### Exercise brief
Your task is to copy every line of the entries that contains "воды".

%%

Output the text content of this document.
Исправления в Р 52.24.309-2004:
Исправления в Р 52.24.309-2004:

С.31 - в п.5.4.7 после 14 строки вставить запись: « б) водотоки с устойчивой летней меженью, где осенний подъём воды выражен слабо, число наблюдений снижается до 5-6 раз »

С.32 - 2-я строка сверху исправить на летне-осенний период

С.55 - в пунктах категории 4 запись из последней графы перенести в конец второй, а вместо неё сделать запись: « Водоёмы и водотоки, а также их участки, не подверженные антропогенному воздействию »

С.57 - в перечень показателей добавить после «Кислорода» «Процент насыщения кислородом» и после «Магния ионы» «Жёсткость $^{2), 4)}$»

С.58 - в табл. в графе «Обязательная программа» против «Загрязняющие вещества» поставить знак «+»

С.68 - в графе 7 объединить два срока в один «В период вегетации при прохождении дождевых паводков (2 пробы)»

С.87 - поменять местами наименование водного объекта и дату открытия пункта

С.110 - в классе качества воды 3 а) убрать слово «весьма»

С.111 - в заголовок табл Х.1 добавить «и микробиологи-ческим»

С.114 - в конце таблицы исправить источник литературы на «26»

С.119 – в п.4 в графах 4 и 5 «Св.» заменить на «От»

%%
%%

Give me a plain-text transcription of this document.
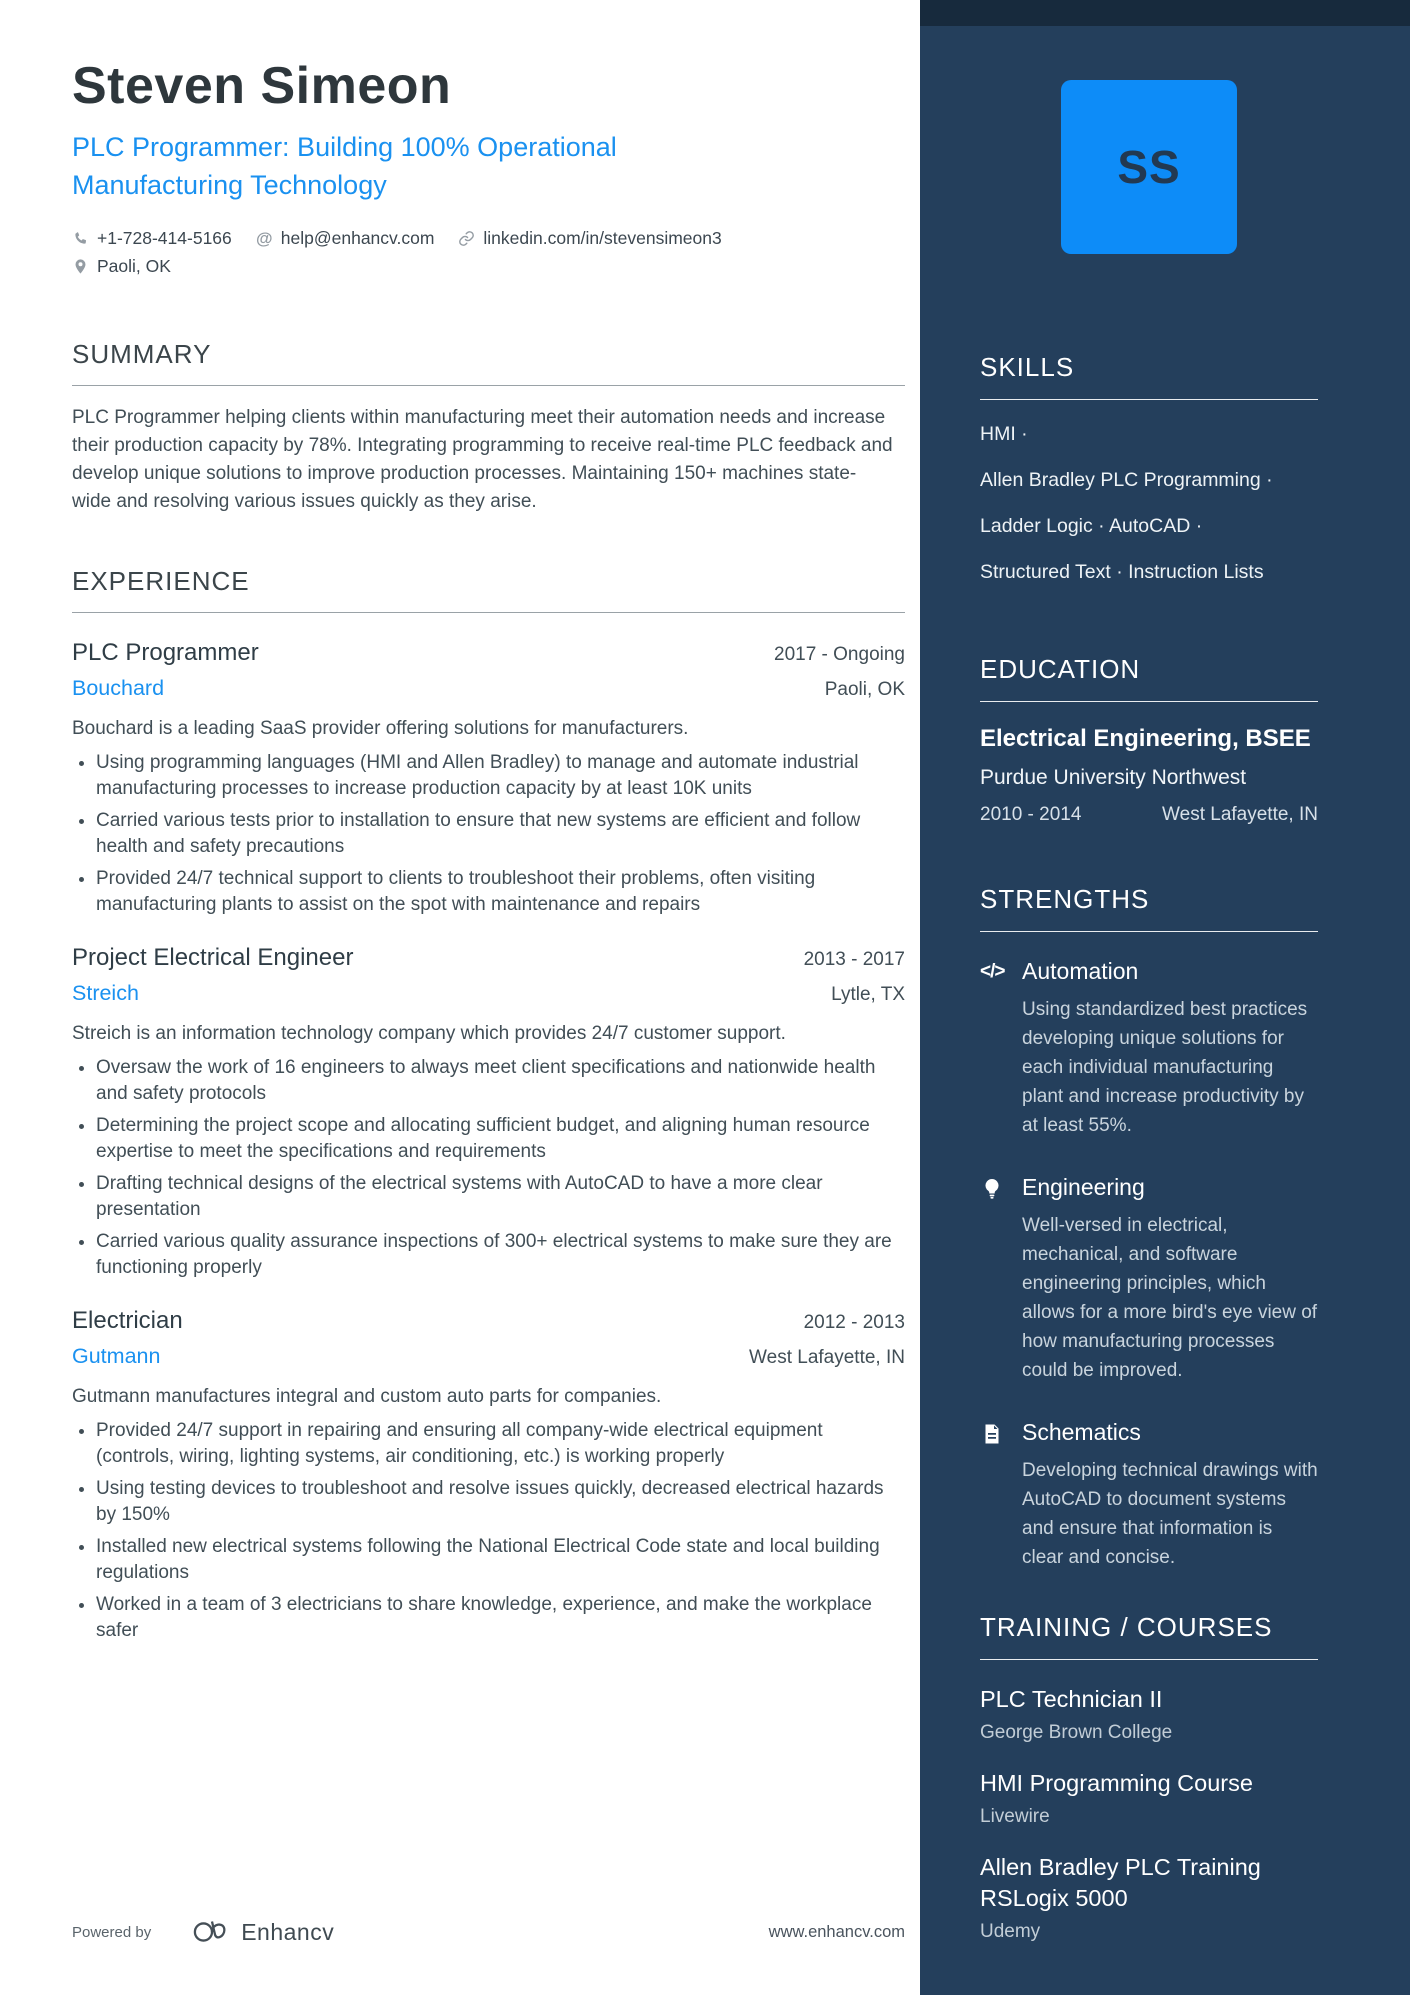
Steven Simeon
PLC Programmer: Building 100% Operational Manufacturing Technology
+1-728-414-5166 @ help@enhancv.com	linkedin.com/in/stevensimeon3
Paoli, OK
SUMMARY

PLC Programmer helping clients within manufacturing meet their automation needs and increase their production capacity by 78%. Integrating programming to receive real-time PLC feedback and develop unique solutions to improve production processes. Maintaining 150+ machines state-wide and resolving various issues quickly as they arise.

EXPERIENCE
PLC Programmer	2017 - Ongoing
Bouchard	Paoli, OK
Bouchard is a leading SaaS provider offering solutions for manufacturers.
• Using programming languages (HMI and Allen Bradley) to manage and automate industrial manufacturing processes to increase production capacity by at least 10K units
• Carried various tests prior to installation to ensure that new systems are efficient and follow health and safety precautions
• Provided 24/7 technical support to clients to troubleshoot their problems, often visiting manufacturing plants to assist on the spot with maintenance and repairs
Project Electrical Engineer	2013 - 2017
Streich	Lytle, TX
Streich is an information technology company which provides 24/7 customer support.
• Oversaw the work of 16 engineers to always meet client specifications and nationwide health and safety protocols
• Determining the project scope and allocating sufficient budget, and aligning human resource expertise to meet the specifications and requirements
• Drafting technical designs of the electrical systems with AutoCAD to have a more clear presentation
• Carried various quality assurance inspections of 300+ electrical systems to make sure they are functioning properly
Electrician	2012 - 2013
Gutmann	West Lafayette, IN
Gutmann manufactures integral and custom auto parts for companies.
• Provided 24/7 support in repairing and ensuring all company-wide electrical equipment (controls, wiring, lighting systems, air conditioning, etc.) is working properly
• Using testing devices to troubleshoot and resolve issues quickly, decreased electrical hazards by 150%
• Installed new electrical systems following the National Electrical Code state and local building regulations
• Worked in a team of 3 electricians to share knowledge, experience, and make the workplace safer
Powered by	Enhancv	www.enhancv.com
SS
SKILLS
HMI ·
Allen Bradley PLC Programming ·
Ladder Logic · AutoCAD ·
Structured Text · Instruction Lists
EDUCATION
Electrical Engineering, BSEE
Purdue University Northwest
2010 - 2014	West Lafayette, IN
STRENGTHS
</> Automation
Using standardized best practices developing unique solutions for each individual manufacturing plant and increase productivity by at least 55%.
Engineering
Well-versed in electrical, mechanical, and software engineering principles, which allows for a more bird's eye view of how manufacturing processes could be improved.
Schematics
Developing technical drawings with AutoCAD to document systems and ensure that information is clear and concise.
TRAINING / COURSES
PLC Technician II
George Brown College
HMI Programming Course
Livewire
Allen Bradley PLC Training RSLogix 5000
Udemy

%%

### Result for this exercise
С.31 - в п.5.4.7 после 14 строки вставить запись: « б) водотоки с устойчивой летней меженью, где осенний подъём воды выражен слабо, число наблюдений снижается до 5-6 раз »
С.110 - в классе качества воды 3 а) убрать слово «весьма»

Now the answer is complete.